### The exercise
Scan the material below for the string "працюють", and copy every line where it shows up.
<<<<
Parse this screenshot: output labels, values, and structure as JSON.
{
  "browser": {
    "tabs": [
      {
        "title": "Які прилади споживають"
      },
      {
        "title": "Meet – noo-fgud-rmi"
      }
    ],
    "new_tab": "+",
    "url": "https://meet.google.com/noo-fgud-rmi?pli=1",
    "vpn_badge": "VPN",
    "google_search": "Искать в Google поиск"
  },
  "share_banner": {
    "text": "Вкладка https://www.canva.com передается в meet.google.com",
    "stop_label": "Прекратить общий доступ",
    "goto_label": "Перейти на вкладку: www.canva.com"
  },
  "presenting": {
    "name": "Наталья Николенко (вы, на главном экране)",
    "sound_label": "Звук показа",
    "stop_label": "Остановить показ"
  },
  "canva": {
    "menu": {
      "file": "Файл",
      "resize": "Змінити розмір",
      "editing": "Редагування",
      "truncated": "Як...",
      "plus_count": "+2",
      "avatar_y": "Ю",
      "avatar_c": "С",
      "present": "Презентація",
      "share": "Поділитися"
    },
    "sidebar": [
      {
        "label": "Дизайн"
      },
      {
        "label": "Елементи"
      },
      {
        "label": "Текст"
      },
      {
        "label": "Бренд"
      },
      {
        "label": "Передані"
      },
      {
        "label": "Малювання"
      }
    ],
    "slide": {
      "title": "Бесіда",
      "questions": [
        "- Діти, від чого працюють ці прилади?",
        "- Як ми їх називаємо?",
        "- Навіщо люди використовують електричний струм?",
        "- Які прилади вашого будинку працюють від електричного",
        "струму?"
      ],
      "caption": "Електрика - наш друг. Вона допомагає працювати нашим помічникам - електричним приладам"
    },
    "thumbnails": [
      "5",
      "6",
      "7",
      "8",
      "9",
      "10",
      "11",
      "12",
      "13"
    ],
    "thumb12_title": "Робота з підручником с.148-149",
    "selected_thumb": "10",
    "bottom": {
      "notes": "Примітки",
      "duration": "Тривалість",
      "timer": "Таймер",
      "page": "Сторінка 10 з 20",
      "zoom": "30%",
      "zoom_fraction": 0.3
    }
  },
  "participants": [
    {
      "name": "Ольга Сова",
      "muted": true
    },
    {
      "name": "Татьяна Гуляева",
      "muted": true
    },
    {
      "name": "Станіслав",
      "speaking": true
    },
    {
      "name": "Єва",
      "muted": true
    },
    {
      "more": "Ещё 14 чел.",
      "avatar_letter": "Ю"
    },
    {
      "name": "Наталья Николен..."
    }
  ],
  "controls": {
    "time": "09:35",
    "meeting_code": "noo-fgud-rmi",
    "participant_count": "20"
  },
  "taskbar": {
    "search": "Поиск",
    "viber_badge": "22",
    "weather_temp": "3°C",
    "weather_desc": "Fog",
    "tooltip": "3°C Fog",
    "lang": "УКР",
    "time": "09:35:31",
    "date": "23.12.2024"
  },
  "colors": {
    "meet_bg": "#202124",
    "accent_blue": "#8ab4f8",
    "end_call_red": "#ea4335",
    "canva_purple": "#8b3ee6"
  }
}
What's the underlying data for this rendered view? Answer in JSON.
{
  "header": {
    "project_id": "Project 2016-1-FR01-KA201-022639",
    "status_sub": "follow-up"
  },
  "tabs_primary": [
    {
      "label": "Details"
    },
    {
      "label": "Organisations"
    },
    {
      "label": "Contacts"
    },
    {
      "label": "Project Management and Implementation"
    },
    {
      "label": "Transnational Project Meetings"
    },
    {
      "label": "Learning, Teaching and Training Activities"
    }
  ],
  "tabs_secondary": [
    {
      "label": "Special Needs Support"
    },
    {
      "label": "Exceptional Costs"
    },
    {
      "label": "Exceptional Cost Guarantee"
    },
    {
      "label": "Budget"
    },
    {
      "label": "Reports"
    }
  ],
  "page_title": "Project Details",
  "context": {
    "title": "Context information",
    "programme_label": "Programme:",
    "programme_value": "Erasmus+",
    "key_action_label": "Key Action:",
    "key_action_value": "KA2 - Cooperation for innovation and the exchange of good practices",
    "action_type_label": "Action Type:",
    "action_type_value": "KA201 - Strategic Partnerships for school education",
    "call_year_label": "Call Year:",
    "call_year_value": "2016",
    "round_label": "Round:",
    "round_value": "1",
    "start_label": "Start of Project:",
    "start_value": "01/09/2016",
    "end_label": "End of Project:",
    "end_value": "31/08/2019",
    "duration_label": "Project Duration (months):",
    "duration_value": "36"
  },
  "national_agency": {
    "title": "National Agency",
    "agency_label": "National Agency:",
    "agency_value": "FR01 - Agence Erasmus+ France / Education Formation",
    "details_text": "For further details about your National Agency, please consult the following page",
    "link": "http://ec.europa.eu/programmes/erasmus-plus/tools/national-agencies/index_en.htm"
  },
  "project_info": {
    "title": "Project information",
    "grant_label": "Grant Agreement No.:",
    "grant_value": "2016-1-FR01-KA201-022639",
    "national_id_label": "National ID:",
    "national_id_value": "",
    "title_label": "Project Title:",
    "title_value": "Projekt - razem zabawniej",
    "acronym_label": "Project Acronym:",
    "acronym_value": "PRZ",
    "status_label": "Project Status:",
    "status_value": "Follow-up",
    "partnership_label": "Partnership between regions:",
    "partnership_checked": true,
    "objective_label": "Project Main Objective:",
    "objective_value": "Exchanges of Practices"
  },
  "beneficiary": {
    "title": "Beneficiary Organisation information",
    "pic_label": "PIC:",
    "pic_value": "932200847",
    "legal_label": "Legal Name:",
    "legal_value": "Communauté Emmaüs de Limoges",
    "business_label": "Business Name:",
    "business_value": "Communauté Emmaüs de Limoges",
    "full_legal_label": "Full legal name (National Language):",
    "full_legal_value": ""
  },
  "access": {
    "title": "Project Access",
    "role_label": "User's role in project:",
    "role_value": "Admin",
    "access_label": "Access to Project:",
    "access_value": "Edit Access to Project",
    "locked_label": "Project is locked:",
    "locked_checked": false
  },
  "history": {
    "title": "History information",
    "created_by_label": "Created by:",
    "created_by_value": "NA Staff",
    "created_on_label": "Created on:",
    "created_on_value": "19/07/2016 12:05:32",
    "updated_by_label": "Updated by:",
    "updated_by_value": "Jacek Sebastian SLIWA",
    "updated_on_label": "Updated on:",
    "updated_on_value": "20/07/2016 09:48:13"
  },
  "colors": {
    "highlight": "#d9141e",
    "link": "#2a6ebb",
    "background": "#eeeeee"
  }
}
>>>>
### Complete response
        "- Діти, від чого працюють ці прилади?",
        "- Які прилади вашого будинку працюють від електричного",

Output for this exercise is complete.